start Record excerpts

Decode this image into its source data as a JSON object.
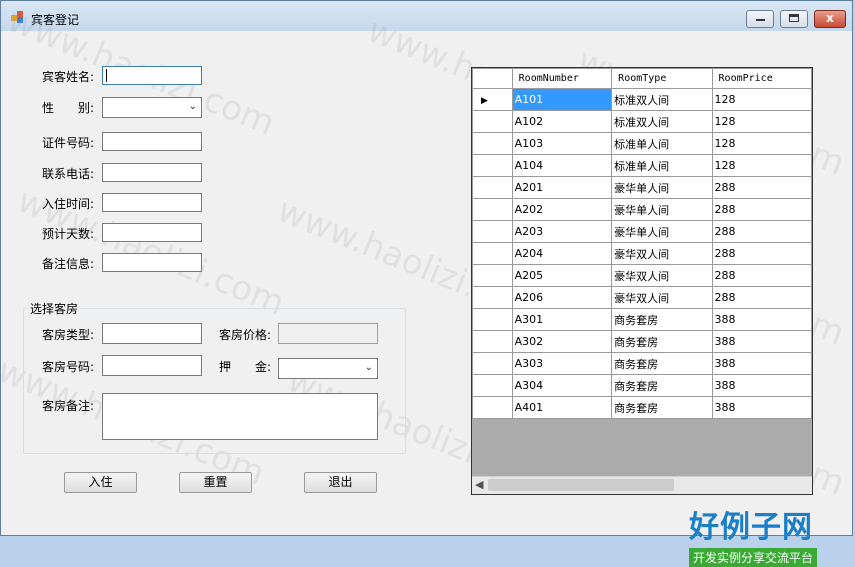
{
  "window": {
    "title": "宾客登记",
    "close_glyph": "x",
    "maximize_glyph": "□",
    "minimize_glyph": "_"
  },
  "form": {
    "guest_name_label": "宾客姓名:",
    "gender_label_a": "性",
    "gender_label_b": "别:",
    "id_number_label": "证件号码:",
    "phone_label": "联系电话:",
    "checkin_time_label": "入住时间:",
    "days_label": "预计天数:",
    "remark_label": "备注信息:"
  },
  "room_group": {
    "title": "选择客房",
    "room_type_label": "客房类型:",
    "room_price_label": "客房价格:",
    "room_number_label": "客房号码:",
    "deposit_label_a": "押",
    "deposit_label_b": "金:",
    "room_remark_label": "客房备注:"
  },
  "buttons": {
    "checkin": "入住",
    "reset": "重置",
    "exit": "退出"
  },
  "grid": {
    "columns": [
      "RoomNumber",
      "RoomType",
      "RoomPrice"
    ],
    "rows": [
      [
        "A101",
        "标准双人间",
        "128"
      ],
      [
        "A102",
        "标准双人间",
        "128"
      ],
      [
        "A103",
        "标准单人间",
        "128"
      ],
      [
        "A104",
        "标准单人间",
        "128"
      ],
      [
        "A201",
        "豪华单人间",
        "288"
      ],
      [
        "A202",
        "豪华单人间",
        "288"
      ],
      [
        "A203",
        "豪华单人间",
        "288"
      ],
      [
        "A204",
        "豪华双人间",
        "288"
      ],
      [
        "A205",
        "豪华双人间",
        "288"
      ],
      [
        "A206",
        "豪华双人间",
        "288"
      ],
      [
        "A301",
        "商务套房",
        "388"
      ],
      [
        "A302",
        "商务套房",
        "388"
      ],
      [
        "A303",
        "商务套房",
        "388"
      ],
      [
        "A304",
        "商务套房",
        "388"
      ],
      [
        "A401",
        "商务套房",
        "388"
      ]
    ],
    "selected_row": 0
  },
  "watermark": {
    "text": "www.haolizi.com"
  },
  "logo": {
    "main": "好例子网",
    "sub": "开发实例分享交流平台"
  },
  "colors": {
    "selection": "#3399ff",
    "logo_blue": "#1a7ec8",
    "logo_green": "#3aaa35"
  }
}
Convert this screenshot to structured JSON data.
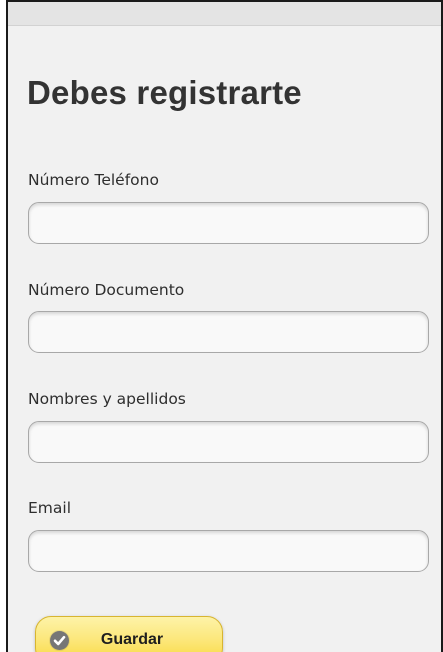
{
  "form": {
    "title": "Debes registrarte",
    "fields": [
      {
        "label": "Número Teléfono",
        "value": "",
        "placeholder": ""
      },
      {
        "label": "Número Documento",
        "value": "",
        "placeholder": ""
      },
      {
        "label": "Nombres y apellidos",
        "value": "",
        "placeholder": ""
      },
      {
        "label": "Email",
        "value": "",
        "placeholder": ""
      }
    ],
    "save_button": {
      "label": "Guardar",
      "icon": "check-circle-icon"
    }
  },
  "colors": {
    "page_background": "#f1f1f1",
    "button_yellow": "#fce77a",
    "icon_gray": "#767676"
  }
}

end Record excerpts

- **Work required**: Quote only the lines that start at the line holding "Convert this screenshot" and end at the last line of the entries, including both of those lines, and omit every picture.

- **Solution to the exercise**:
Convert this screenshot to structured JSON data.
{
  "form": {
    "title": "Debes registrarte",
    "fields": [
      {
        "label": "Número Teléfono",
        "value": "",
        "placeholder": ""
      },
      {
        "label": "Número Documento",
        "value": "",
        "placeholder": ""
      },
      {
        "label": "Nombres y apellidos",
        "value": "",
        "placeholder": ""
      },
      {
        "label": "Email",
        "value": "",
        "placeholder": ""
      }
    ],
    "save_button": {
      "label": "Guardar",
      "icon": "check-circle-icon"
    }
  },
  "colors": {
    "page_background": "#f1f1f1",
    "button_yellow": "#fce77a",
    "icon_gray": "#767676"
  }
}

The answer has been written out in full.